Goal of the exercise: Without altering anything, repeat each of the records.
───── Records supplied ─────
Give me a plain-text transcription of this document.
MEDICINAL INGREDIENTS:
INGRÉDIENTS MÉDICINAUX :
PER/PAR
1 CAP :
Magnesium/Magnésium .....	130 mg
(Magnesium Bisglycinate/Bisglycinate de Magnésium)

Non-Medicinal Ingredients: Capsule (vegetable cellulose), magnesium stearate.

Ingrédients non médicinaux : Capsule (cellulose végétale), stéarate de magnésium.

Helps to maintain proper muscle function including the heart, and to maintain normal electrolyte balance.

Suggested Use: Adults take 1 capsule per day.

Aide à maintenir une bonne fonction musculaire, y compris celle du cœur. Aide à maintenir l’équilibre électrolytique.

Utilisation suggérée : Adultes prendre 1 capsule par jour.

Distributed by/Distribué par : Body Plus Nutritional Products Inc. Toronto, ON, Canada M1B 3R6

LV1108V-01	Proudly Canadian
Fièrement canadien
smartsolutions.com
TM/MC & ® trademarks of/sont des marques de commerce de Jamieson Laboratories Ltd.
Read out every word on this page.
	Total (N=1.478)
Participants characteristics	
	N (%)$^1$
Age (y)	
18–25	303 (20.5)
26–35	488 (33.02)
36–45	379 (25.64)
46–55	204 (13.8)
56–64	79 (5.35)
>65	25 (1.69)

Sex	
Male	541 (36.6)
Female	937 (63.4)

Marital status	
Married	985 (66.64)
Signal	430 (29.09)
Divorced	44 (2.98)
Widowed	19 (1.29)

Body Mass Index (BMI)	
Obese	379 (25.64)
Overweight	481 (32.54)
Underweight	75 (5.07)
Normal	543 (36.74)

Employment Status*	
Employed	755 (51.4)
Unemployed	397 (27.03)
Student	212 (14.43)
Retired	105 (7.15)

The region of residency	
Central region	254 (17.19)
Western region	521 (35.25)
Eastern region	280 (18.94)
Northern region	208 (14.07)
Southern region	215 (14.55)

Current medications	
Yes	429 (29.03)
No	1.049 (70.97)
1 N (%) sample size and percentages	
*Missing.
─────
Response to this task:
Give me a plain-text transcription of this document.
MEDICINAL INGREDIENTS:
INGRÉDIENTS MÉDICINAUX :
PER/PAR
1 CAP :
Magnesium/Magnésium .....	130 mg
(Magnesium Bisglycinate/Bisglycinate de Magnésium)

Non-Medicinal Ingredients: Capsule (vegetable cellulose), magnesium stearate.

Ingrédients non médicinaux : Capsule (cellulose végétale), stéarate de magnésium.

Helps to maintain proper muscle function including the heart, and to maintain normal electrolyte balance.

Suggested Use: Adults take 1 capsule per day.

Aide à maintenir une bonne fonction musculaire, y compris celle du cœur. Aide à maintenir l’équilibre électrolytique.

Utilisation suggérée : Adultes prendre 1 capsule par jour.

Distributed by/Distribué par : Body Plus Nutritional Products Inc. Toronto, ON, Canada M1B 3R6

LV1108V-01	Proudly Canadian
Fièrement canadien
smartsolutions.com
TM/MC & ® trademarks of/sont des marques de commerce de Jamieson Laboratories Ltd.
Read out every word on this page.
	Total (N=1.478)
Participants characteristics	
	N (%)$^1$
Age (y)	
18–25	303 (20.5)
26–35	488 (33.02)
36–45	379 (25.64)
46–55	204 (13.8)
56–64	79 (5.35)
>65	25 (1.69)

Sex	
Male	541 (36.6)
Female	937 (63.4)

Marital status	
Married	985 (66.64)
Signal	430 (29.09)
Divorced	44 (2.98)
Widowed	19 (1.29)

Body Mass Index (BMI)	
Obese	379 (25.64)
Overweight	481 (32.54)
Underweight	75 (5.07)
Normal	543 (36.74)

Employment Status*	
Employed	755 (51.4)
Unemployed	397 (27.03)
Student	212 (14.43)
Retired	105 (7.15)

The region of residency	
Central region	254 (17.19)
Western region	521 (35.25)
Eastern region	280 (18.94)
Northern region	208 (14.07)
Southern region	215 (14.55)

Current medications	
Yes	429 (29.03)
No	1.049 (70.97)
1 N (%) sample size and percentages	
*Missing.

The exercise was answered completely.